* _TASK GOAL_: Transcribe every entry word for word. Skip the pictures.

Dataset records:
☆ ☆ ☆ ☆

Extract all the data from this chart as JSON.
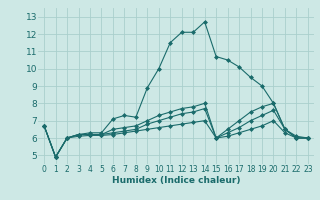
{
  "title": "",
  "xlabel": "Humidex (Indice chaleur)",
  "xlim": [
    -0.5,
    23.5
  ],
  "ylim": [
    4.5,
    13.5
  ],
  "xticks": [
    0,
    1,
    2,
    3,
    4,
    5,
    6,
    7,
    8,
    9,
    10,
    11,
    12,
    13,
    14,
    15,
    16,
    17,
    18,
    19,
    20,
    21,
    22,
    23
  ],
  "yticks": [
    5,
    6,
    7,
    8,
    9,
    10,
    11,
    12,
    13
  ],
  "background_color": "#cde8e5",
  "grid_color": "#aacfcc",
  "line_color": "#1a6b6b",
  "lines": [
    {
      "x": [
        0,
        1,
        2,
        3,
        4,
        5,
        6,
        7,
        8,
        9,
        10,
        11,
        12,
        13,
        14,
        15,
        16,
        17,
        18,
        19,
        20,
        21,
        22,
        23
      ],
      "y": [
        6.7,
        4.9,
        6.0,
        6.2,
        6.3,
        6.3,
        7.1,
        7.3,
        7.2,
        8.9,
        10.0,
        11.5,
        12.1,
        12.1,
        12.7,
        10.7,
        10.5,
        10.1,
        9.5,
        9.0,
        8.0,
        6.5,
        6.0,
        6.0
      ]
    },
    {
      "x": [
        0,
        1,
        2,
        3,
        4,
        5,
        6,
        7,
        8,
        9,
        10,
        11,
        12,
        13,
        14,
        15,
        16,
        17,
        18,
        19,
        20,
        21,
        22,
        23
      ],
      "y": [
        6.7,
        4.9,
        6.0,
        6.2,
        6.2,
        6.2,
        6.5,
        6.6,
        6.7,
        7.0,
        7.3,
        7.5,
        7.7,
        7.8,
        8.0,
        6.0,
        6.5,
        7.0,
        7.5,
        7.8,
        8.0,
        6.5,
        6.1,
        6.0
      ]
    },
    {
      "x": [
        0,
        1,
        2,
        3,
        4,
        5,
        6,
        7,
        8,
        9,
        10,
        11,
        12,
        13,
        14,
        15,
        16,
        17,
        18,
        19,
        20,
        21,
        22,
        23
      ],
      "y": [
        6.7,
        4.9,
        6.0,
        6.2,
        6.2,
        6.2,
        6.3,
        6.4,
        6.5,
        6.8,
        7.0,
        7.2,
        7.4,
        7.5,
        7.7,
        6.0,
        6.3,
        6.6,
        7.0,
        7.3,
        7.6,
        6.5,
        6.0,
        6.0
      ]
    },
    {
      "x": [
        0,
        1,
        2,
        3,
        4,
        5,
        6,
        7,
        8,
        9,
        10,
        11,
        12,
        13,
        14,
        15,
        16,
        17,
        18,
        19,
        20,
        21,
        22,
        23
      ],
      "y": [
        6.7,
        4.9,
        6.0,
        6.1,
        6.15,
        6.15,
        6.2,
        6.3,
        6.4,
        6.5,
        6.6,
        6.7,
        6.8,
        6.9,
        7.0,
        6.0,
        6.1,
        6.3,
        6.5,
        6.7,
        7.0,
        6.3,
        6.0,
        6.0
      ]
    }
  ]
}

☆ ☆ ☆ ☆

* _ANSWER TO THIS PROBLEM_:
Extract all the data from this chart as JSON.
{
  "title": "",
  "xlabel": "Humidex (Indice chaleur)",
  "xlim": [
    -0.5,
    23.5
  ],
  "ylim": [
    4.5,
    13.5
  ],
  "xticks": [
    0,
    1,
    2,
    3,
    4,
    5,
    6,
    7,
    8,
    9,
    10,
    11,
    12,
    13,
    14,
    15,
    16,
    17,
    18,
    19,
    20,
    21,
    22,
    23
  ],
  "yticks": [
    5,
    6,
    7,
    8,
    9,
    10,
    11,
    12,
    13
  ],
  "background_color": "#cde8e5",
  "grid_color": "#aacfcc",
  "line_color": "#1a6b6b",
  "lines": [
    {
      "x": [
        0,
        1,
        2,
        3,
        4,
        5,
        6,
        7,
        8,
        9,
        10,
        11,
        12,
        13,
        14,
        15,
        16,
        17,
        18,
        19,
        20,
        21,
        22,
        23
      ],
      "y": [
        6.7,
        4.9,
        6.0,
        6.2,
        6.3,
        6.3,
        7.1,
        7.3,
        7.2,
        8.9,
        10.0,
        11.5,
        12.1,
        12.1,
        12.7,
        10.7,
        10.5,
        10.1,
        9.5,
        9.0,
        8.0,
        6.5,
        6.0,
        6.0
      ]
    },
    {
      "x": [
        0,
        1,
        2,
        3,
        4,
        5,
        6,
        7,
        8,
        9,
        10,
        11,
        12,
        13,
        14,
        15,
        16,
        17,
        18,
        19,
        20,
        21,
        22,
        23
      ],
      "y": [
        6.7,
        4.9,
        6.0,
        6.2,
        6.2,
        6.2,
        6.5,
        6.6,
        6.7,
        7.0,
        7.3,
        7.5,
        7.7,
        7.8,
        8.0,
        6.0,
        6.5,
        7.0,
        7.5,
        7.8,
        8.0,
        6.5,
        6.1,
        6.0
      ]
    },
    {
      "x": [
        0,
        1,
        2,
        3,
        4,
        5,
        6,
        7,
        8,
        9,
        10,
        11,
        12,
        13,
        14,
        15,
        16,
        17,
        18,
        19,
        20,
        21,
        22,
        23
      ],
      "y": [
        6.7,
        4.9,
        6.0,
        6.2,
        6.2,
        6.2,
        6.3,
        6.4,
        6.5,
        6.8,
        7.0,
        7.2,
        7.4,
        7.5,
        7.7,
        6.0,
        6.3,
        6.6,
        7.0,
        7.3,
        7.6,
        6.5,
        6.0,
        6.0
      ]
    },
    {
      "x": [
        0,
        1,
        2,
        3,
        4,
        5,
        6,
        7,
        8,
        9,
        10,
        11,
        12,
        13,
        14,
        15,
        16,
        17,
        18,
        19,
        20,
        21,
        22,
        23
      ],
      "y": [
        6.7,
        4.9,
        6.0,
        6.1,
        6.15,
        6.15,
        6.2,
        6.3,
        6.4,
        6.5,
        6.6,
        6.7,
        6.8,
        6.9,
        7.0,
        6.0,
        6.1,
        6.3,
        6.5,
        6.7,
        7.0,
        6.3,
        6.0,
        6.0
      ]
    }
  ]
}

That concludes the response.